▶ **Trecho da página**:
# # # # #
Lula sanciona lei que regulamenta o filtro de relevância no STJ

O presidente Luiz Inácio Lula da Silva sancionou, nesta terça-feira (4 de agosto de 2026), a Lei 15.484/26, que regulamenta o filtro de relevância para a admissão de recursos especiais no Superior Tribunal de Justiça (STJ). A norma estabelece que a mera indicação de violação à legislação federal não será suficiente para o conhecimento do recurso.

O que muda

Com a nova lei, o recorrente deverá demonstrar, em tópico específico e fundamentado, que a questão discutida apresenta relevância econômica, política, social ou jurídica capaz de ultrapassar os interesses subjetivos das partes.

Se a demonstração formal não for apresentada, o recurso será inadmitido. Caso o requisito formal seja cumprido, mas o STJ conclua pela ausência de relevância, o não conhecimento só poderá ocorrer mediante manifestação de dois terços dos integrantes do órgão competente. A decisão do STJ que deixar de conhecer do recurso por ausência de relevância será irrecorrível.

A lei entrará em vigor 30 dias após a publicação oficial. A exigência de demonstração de relevância será aplicada aos recursos interpostos contra acórdãos publicados após a entrada em vigor da norma.

Origem e contexto

O filtro de relevância foi instituído pela Emenda Constitucional 125/2022, que acrescentou os §§ 2º e 3º ao artigo 105 da Constituição. A regulamentação legal era necessária para a efetiva aplicação do mecanismo.
# # # # #
▶ **Dados fornecidos**:
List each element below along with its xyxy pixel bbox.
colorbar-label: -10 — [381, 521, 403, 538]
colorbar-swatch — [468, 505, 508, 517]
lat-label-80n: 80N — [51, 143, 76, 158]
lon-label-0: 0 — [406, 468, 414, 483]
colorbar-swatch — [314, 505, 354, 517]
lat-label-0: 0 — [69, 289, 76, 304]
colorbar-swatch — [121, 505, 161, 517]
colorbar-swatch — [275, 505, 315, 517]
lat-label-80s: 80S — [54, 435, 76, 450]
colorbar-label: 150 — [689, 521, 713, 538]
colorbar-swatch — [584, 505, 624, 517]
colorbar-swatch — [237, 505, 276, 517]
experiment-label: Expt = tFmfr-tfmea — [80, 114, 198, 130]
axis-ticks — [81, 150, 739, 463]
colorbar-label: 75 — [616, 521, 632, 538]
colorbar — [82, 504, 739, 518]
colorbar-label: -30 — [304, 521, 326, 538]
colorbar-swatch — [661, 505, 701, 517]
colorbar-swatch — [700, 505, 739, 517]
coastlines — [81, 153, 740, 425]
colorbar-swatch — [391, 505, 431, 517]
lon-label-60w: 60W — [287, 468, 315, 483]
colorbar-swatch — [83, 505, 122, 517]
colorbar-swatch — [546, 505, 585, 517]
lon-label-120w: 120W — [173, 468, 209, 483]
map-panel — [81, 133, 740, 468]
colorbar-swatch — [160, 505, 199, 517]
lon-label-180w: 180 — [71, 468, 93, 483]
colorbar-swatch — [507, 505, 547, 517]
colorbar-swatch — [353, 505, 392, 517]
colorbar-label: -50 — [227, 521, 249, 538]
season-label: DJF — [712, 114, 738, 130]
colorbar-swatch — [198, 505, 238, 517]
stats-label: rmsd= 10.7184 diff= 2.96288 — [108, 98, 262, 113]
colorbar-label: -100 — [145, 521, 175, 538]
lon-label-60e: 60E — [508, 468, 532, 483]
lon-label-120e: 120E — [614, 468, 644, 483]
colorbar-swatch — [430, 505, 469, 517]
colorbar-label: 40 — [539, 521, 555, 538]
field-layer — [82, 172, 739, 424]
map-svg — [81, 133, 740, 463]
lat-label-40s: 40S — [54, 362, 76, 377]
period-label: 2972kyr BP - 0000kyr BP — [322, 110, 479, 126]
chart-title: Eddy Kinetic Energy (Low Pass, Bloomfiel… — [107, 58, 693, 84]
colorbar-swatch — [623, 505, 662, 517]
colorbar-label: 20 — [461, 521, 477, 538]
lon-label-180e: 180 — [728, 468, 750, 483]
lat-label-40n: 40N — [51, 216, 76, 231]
# # # # #
▶ **Tarefas**:
1. No texto sobre o filtro de relevância no STJ, quanto tempo depois da publicação oficial a nova lei começa a valer?
2. Continue o texto sobre a lei do filtro de relevância no STJ a partir da última frase mostrada.

▶ **Respostas por tarefa**:
1. A lei entra em vigor 30 dias após a publicação oficial.

2.
O projeto de lei (PL 3.085/2026) é de autoria do senador Davi Alcolumbre e foi aprovado pela Câmara dos Deputados sem alterações. A Constituição já prevê hipóteses de relevância, entre elas: ações penais; ações de improbidade administrativa; causas cujo valor ultrapasse 500 salários mínimos; ações que possam gerar inelegibilidade; e hipóteses em que o acórdão recorrido contrariar jurisprudência dominante do STJ.

Procedimentos previstos

Como regra, o julgamento do recurso especial sob o regime da relevância será realizado em sessão presencial. A sessão presencial não será obrigatória quando o voto do relator for pelo não reconhecimento da relevância ou pela reafirmação de jurisprudência dominante.

Reconhecida a relevância, o relator poderá suspender, total ou parcialmente, o processamento de processos pendentes, individuais ou coletivos, que discutam a mesma matéria em todo o território nacional. A suspensão terá prazo de seis meses, prorrogável uma única vez por igual período em casos de audiência pública ou participação de terceiros.

Os acórdãos proferidos sob o regime da relevância passam a integrar o sistema de precedentes qualificados do artigo 927 do Código de Processo Civil. Os entendimentos firmados deverão ser observados por juízes e tribunais.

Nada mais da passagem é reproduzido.